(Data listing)
□ □ □ □

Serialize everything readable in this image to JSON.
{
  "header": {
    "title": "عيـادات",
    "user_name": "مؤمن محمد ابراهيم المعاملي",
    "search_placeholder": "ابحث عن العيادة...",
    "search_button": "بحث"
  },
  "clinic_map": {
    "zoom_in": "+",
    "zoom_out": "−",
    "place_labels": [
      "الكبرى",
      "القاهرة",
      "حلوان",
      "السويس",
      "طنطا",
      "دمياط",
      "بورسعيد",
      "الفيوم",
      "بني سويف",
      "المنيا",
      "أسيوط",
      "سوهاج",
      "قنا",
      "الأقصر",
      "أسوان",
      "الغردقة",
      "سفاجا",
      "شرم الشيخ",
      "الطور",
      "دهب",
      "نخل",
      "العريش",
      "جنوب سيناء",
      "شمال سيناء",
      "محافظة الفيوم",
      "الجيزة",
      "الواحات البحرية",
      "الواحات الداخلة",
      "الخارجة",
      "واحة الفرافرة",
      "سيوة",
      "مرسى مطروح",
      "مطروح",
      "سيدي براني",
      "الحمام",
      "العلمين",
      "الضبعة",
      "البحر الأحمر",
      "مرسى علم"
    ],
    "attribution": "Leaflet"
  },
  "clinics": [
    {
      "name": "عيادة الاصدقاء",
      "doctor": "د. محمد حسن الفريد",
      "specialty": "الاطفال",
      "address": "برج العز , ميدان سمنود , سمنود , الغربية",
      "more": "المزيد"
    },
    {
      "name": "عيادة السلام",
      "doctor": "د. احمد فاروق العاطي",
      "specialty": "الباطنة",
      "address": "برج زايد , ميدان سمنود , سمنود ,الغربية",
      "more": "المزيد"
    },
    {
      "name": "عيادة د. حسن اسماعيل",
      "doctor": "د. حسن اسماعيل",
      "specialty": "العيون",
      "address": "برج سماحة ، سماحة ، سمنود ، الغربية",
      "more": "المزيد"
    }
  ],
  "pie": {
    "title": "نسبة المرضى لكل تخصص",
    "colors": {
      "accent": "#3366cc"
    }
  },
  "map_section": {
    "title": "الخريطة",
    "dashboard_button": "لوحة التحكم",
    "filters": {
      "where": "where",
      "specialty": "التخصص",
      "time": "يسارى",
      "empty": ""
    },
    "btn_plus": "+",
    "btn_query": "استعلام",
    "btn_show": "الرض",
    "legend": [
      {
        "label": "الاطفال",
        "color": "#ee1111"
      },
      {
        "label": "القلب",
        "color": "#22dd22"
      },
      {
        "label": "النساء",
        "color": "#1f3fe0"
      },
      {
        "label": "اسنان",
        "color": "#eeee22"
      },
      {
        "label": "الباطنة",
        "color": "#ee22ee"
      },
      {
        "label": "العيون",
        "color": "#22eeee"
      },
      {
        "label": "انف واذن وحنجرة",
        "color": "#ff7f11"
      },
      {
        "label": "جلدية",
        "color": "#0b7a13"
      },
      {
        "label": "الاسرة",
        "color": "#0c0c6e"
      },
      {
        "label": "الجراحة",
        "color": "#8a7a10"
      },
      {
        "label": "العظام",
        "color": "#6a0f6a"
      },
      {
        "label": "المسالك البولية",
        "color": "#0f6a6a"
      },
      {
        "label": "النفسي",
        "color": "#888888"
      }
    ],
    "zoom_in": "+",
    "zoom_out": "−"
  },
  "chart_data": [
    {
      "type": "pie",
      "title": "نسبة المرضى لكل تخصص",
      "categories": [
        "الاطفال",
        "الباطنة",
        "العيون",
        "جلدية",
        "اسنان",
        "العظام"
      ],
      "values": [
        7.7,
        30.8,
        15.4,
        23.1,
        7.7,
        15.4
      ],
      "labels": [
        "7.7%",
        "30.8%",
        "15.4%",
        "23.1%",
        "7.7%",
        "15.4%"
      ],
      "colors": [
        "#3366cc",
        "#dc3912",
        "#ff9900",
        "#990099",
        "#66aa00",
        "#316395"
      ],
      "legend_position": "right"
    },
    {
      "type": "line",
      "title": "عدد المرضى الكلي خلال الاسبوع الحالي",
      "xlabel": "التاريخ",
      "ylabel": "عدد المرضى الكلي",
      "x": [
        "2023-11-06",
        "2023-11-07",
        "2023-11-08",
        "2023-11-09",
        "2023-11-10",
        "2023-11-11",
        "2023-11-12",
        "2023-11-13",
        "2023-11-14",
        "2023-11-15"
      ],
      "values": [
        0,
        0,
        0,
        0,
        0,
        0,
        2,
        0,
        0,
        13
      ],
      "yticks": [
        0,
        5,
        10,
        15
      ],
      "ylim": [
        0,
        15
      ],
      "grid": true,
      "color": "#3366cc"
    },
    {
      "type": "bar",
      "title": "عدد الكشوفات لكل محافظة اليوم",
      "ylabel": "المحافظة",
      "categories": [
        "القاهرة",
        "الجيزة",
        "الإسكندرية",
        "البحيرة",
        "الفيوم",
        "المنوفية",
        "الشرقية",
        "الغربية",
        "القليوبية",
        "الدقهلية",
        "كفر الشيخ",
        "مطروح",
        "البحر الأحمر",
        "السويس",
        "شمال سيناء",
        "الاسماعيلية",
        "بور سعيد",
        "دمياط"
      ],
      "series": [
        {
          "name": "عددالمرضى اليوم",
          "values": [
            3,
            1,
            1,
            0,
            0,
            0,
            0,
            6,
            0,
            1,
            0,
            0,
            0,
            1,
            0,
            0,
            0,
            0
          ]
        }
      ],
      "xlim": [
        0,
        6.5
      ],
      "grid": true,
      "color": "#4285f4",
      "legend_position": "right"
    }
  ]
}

□ □ □ □

◆ Short task ◆
Here, the records must be output exactly and in full.

◆ Written reply ◆
Serialize everything readable in this image to JSON.
{
  "header": {
    "title": "عيـادات",
    "user_name": "مؤمن محمد ابراهيم المعاملي",
    "search_placeholder": "ابحث عن العيادة...",
    "search_button": "بحث"
  },
  "clinic_map": {
    "zoom_in": "+",
    "zoom_out": "−",
    "place_labels": [
      "الكبرى",
      "القاهرة",
      "حلوان",
      "السويس",
      "طنطا",
      "دمياط",
      "بورسعيد",
      "الفيوم",
      "بني سويف",
      "المنيا",
      "أسيوط",
      "سوهاج",
      "قنا",
      "الأقصر",
      "أسوان",
      "الغردقة",
      "سفاجا",
      "شرم الشيخ",
      "الطور",
      "دهب",
      "نخل",
      "العريش",
      "جنوب سيناء",
      "شمال سيناء",
      "محافظة الفيوم",
      "الجيزة",
      "الواحات البحرية",
      "الواحات الداخلة",
      "الخارجة",
      "واحة الفرافرة",
      "سيوة",
      "مرسى مطروح",
      "مطروح",
      "سيدي براني",
      "الحمام",
      "العلمين",
      "الضبعة",
      "البحر الأحمر",
      "مرسى علم"
    ],
    "attribution": "Leaflet"
  },
  "clinics": [
    {
      "name": "عيادة الاصدقاء",
      "doctor": "د. محمد حسن الفريد",
      "specialty": "الاطفال",
      "address": "برج العز , ميدان سمنود , سمنود , الغربية",
      "more": "المزيد"
    },
    {
      "name": "عيادة السلام",
      "doctor": "د. احمد فاروق العاطي",
      "specialty": "الباطنة",
      "address": "برج زايد , ميدان سمنود , سمنود ,الغربية",
      "more": "المزيد"
    },
    {
      "name": "عيادة د. حسن اسماعيل",
      "doctor": "د. حسن اسماعيل",
      "specialty": "العيون",
      "address": "برج سماحة ، سماحة ، سمنود ، الغربية",
      "more": "المزيد"
    }
  ],
  "pie": {
    "title": "نسبة المرضى لكل تخصص",
    "colors": {
      "accent": "#3366cc"
    }
  },
  "map_section": {
    "title": "الخريطة",
    "dashboard_button": "لوحة التحكم",
    "filters": {
      "where": "where",
      "specialty": "التخصص",
      "time": "يسارى",
      "empty": ""
    },
    "btn_plus": "+",
    "btn_query": "استعلام",
    "btn_show": "الرض",
    "legend": [
      {
        "label": "الاطفال",
        "color": "#ee1111"
      },
      {
        "label": "القلب",
        "color": "#22dd22"
      },
      {
        "label": "النساء",
        "color": "#1f3fe0"
      },
      {
        "label": "اسنان",
        "color": "#eeee22"
      },
      {
        "label": "الباطنة",
        "color": "#ee22ee"
      },
      {
        "label": "العيون",
        "color": "#22eeee"
      },
      {
        "label": "انف واذن وحنجرة",
        "color": "#ff7f11"
      },
      {
        "label": "جلدية",
        "color": "#0b7a13"
      },
      {
        "label": "الاسرة",
        "color": "#0c0c6e"
      },
      {
        "label": "الجراحة",
        "color": "#8a7a10"
      },
      {
        "label": "العظام",
        "color": "#6a0f6a"
      },
      {
        "label": "المسالك البولية",
        "color": "#0f6a6a"
      },
      {
        "label": "النفسي",
        "color": "#888888"
      }
    ],
    "zoom_in": "+",
    "zoom_out": "−"
  },
  "chart_data": [
    {
      "type": "pie",
      "title": "نسبة المرضى لكل تخصص",
      "categories": [
        "الاطفال",
        "الباطنة",
        "العيون",
        "جلدية",
        "اسنان",
        "العظام"
      ],
      "values": [
        7.7,
        30.8,
        15.4,
        23.1,
        7.7,
        15.4
      ],
      "labels": [
        "7.7%",
        "30.8%",
        "15.4%",
        "23.1%",
        "7.7%",
        "15.4%"
      ],
      "colors": [
        "#3366cc",
        "#dc3912",
        "#ff9900",
        "#990099",
        "#66aa00",
        "#316395"
      ],
      "legend_position": "right"
    },
    {
      "type": "line",
      "title": "عدد المرضى الكلي خلال الاسبوع الحالي",
      "xlabel": "التاريخ",
      "ylabel": "عدد المرضى الكلي",
      "x": [
        "2023-11-06",
        "2023-11-07",
        "2023-11-08",
        "2023-11-09",
        "2023-11-10",
        "2023-11-11",
        "2023-11-12",
        "2023-11-13",
        "2023-11-14",
        "2023-11-15"
      ],
      "values": [
        0,
        0,
        0,
        0,
        0,
        0,
        2,
        0,
        0,
        13
      ],
      "yticks": [
        0,
        5,
        10,
        15
      ],
      "ylim": [
        0,
        15
      ],
      "grid": true,
      "color": "#3366cc"
    },
    {
      "type": "bar",
      "title": "عدد الكشوفات لكل محافظة اليوم",
      "ylabel": "المحافظة",
      "categories": [
        "القاهرة",
        "الجيزة",
        "الإسكندرية",
        "البحيرة",
        "الفيوم",
        "المنوفية",
        "الشرقية",
        "الغربية",
        "القليوبية",
        "الدقهلية",
        "كفر الشيخ",
        "مطروح",
        "البحر الأحمر",
        "السويس",
        "شمال سيناء",
        "الاسماعيلية",
        "بور سعيد",
        "دمياط"
      ],
      "series": [
        {
          "name": "عددالمرضى اليوم",
          "values": [
            3,
            1,
            1,
            0,
            0,
            0,
            0,
            6,
            0,
            1,
            0,
            0,
            0,
            1,
            0,
            0,
            0,
            0
          ]
        }
      ],
      "xlim": [
        0,
        6.5
      ],
      "grid": true,
      "color": "#4285f4",
      "legend_position": "right"
    }
  ]
}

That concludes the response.